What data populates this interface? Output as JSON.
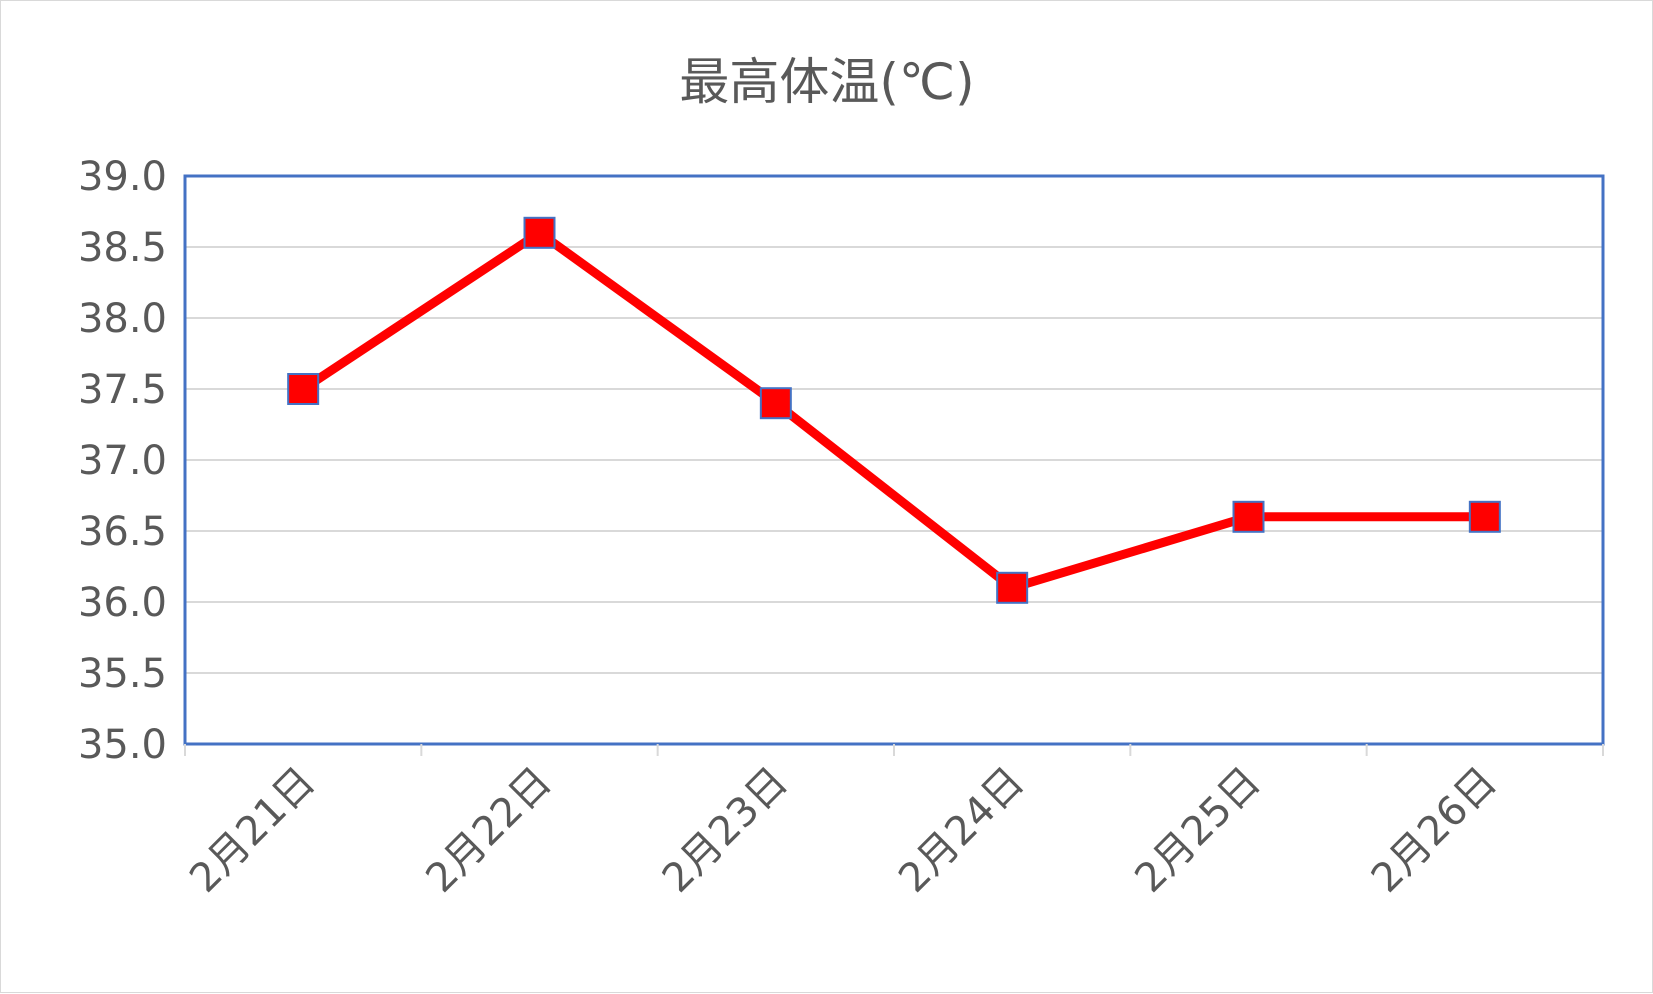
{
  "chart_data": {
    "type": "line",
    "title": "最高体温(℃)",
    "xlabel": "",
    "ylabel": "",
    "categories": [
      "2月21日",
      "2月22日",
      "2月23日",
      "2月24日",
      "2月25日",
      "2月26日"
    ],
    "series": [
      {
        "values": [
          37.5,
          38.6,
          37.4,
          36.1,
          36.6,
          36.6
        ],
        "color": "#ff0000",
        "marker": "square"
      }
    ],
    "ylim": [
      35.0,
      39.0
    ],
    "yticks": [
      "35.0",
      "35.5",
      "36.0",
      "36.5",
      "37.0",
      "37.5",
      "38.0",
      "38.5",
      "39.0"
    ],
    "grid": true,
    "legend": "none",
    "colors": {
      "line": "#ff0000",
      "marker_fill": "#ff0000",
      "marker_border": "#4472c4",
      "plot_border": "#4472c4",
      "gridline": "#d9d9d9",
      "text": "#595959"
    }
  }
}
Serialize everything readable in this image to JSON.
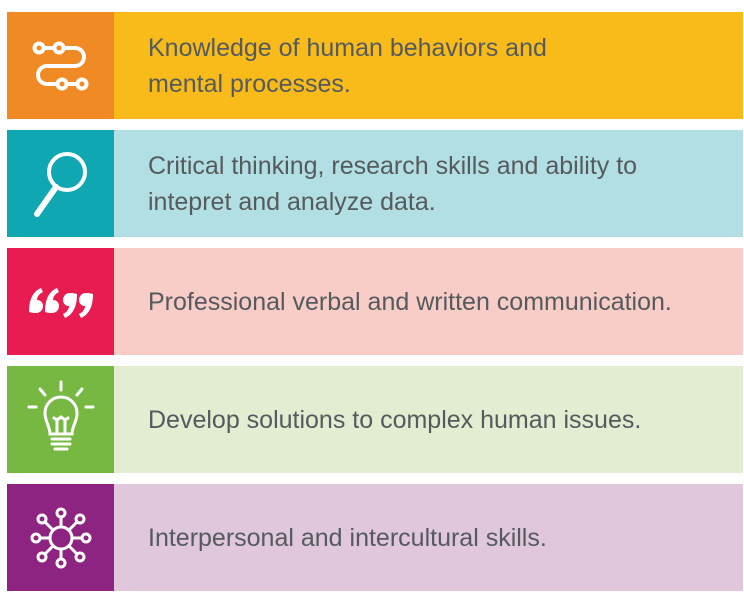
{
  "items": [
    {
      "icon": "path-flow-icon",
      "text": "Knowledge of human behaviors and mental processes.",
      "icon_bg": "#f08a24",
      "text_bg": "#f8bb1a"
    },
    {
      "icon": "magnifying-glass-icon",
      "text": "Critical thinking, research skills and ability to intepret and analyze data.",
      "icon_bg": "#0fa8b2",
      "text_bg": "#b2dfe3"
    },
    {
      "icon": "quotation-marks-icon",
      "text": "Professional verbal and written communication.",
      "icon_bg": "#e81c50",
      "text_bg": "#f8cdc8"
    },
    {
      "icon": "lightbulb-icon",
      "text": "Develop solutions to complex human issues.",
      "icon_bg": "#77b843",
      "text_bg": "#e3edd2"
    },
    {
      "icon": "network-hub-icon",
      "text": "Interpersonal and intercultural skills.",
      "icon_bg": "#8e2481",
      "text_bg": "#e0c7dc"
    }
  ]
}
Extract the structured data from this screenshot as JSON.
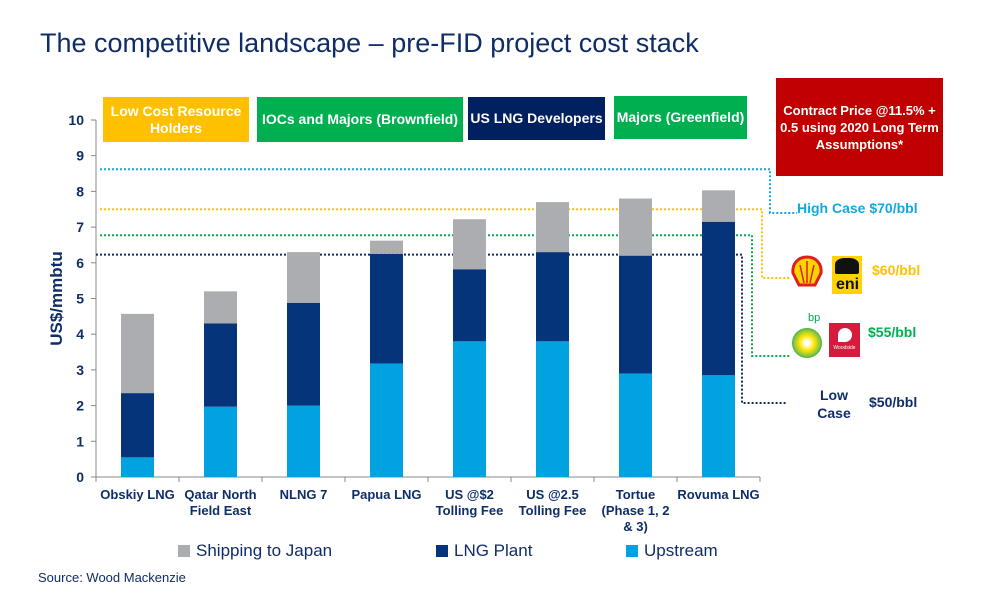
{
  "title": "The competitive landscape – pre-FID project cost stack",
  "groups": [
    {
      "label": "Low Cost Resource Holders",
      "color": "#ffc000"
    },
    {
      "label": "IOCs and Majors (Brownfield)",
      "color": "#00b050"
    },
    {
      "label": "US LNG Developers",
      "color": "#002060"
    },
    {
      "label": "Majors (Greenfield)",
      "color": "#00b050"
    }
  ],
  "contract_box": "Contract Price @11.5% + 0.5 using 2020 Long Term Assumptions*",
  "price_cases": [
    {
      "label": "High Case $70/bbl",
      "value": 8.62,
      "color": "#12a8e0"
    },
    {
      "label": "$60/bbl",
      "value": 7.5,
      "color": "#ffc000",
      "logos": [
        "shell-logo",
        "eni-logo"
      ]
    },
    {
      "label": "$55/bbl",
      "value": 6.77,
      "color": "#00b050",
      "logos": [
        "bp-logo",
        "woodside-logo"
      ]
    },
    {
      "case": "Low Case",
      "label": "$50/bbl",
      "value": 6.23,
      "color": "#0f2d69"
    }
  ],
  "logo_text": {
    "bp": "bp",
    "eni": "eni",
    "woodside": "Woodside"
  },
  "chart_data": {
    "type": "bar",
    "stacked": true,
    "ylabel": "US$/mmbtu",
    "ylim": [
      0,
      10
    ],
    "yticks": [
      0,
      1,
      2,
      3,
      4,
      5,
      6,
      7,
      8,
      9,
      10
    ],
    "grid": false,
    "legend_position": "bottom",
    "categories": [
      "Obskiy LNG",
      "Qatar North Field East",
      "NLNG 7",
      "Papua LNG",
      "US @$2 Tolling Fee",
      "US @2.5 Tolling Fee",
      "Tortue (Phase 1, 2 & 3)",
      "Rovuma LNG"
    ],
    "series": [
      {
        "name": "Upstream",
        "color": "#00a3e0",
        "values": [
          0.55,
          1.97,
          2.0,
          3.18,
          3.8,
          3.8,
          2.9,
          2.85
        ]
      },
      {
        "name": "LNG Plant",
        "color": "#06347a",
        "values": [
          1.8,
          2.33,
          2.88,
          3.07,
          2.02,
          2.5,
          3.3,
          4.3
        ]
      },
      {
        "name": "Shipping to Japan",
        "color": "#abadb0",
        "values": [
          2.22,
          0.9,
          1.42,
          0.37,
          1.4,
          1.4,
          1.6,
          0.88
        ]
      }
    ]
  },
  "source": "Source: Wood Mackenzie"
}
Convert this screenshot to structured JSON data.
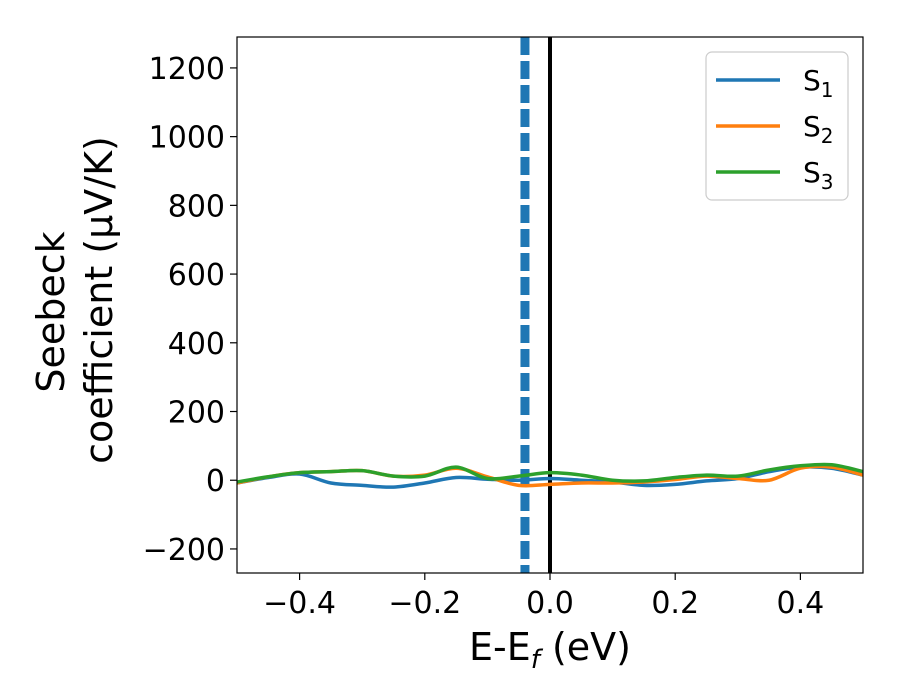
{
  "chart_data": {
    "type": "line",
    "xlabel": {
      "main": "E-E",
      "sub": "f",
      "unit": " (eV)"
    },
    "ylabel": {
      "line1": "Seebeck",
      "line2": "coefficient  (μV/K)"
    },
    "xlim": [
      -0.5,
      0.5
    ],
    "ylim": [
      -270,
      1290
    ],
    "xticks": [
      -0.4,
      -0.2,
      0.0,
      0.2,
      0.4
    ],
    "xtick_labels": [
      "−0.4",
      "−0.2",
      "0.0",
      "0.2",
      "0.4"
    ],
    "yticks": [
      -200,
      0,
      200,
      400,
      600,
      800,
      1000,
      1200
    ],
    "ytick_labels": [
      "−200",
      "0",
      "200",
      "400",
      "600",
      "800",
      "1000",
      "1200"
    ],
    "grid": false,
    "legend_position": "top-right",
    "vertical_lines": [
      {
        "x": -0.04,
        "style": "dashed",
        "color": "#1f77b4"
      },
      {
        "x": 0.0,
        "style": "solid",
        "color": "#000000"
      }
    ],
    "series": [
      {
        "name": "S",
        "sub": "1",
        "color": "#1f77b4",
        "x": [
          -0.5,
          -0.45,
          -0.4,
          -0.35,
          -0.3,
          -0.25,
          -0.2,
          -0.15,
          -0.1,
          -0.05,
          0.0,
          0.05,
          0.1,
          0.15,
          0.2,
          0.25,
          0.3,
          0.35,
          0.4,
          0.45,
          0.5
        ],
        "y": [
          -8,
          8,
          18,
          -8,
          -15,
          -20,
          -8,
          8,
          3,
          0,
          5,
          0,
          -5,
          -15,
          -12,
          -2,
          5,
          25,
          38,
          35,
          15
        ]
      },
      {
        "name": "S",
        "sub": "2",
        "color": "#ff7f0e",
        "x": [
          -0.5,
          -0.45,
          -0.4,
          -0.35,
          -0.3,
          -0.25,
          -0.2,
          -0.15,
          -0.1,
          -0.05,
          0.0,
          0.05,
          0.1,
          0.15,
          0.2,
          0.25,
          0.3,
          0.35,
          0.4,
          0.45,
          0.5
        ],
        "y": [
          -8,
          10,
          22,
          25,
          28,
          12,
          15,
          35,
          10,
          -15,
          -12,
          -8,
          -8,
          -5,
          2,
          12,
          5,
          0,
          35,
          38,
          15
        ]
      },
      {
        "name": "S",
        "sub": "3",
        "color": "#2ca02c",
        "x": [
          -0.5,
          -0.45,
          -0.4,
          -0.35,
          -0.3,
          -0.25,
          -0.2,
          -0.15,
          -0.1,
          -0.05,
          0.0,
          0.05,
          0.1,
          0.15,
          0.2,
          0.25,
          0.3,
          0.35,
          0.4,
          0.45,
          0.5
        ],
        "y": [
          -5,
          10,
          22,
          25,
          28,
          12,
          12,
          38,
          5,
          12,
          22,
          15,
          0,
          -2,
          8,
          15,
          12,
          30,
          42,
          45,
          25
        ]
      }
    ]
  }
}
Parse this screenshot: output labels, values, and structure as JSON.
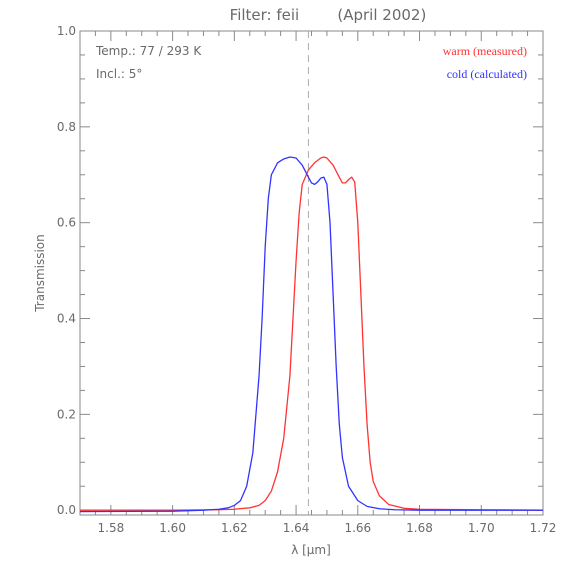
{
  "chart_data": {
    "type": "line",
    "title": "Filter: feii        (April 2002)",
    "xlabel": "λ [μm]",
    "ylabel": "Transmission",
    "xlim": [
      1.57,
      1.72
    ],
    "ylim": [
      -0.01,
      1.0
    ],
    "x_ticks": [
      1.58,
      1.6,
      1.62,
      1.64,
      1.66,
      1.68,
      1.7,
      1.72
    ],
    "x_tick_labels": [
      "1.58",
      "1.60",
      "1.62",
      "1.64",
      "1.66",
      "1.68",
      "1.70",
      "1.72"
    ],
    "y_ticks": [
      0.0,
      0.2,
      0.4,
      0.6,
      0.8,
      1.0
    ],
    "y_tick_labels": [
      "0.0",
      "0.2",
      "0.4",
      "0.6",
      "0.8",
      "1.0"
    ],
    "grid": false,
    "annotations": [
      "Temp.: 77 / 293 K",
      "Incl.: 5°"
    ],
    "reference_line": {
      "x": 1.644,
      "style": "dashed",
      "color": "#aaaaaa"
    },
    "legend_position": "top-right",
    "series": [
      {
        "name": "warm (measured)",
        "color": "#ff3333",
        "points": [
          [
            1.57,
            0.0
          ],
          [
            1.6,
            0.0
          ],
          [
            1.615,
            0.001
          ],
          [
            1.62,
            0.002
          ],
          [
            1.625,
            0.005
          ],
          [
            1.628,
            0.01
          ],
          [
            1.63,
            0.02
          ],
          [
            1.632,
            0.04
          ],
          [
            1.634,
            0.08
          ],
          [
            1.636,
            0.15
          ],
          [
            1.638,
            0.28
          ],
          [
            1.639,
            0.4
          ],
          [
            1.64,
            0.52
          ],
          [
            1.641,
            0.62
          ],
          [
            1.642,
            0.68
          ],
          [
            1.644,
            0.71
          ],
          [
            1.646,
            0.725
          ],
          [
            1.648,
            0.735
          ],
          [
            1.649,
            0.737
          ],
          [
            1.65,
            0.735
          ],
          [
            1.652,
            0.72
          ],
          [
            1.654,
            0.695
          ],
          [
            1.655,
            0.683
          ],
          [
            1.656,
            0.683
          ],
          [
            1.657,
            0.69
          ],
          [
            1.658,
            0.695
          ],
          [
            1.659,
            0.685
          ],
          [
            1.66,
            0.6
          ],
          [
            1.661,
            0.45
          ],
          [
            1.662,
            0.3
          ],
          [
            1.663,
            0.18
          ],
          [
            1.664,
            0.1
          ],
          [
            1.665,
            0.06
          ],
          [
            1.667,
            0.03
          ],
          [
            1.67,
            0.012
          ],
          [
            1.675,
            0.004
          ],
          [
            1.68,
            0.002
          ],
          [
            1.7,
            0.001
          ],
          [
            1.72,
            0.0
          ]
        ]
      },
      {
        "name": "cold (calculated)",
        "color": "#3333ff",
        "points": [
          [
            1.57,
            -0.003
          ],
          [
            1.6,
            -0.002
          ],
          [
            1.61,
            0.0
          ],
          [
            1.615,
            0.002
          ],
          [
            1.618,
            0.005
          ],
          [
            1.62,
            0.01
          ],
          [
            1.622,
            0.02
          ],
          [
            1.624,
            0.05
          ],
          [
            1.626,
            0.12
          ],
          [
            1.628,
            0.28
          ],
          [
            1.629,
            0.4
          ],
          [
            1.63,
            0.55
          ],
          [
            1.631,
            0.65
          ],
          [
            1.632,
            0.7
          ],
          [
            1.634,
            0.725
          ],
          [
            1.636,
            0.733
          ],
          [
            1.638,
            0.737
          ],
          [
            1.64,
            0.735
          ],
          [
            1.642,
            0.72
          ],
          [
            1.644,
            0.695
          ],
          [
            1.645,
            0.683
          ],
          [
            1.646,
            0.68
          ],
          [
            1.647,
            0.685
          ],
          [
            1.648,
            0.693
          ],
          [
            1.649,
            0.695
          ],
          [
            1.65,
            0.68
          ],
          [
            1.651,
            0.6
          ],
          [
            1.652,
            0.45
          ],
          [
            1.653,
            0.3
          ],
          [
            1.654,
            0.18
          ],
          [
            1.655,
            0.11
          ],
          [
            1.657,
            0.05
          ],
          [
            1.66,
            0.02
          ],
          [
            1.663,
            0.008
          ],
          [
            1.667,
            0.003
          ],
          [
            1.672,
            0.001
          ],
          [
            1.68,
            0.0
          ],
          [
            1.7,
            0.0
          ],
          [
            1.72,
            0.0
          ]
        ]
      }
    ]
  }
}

* Short task *
Work through the listing above and report how many lines include the string "screenshot", with no other text.

* Solution *
3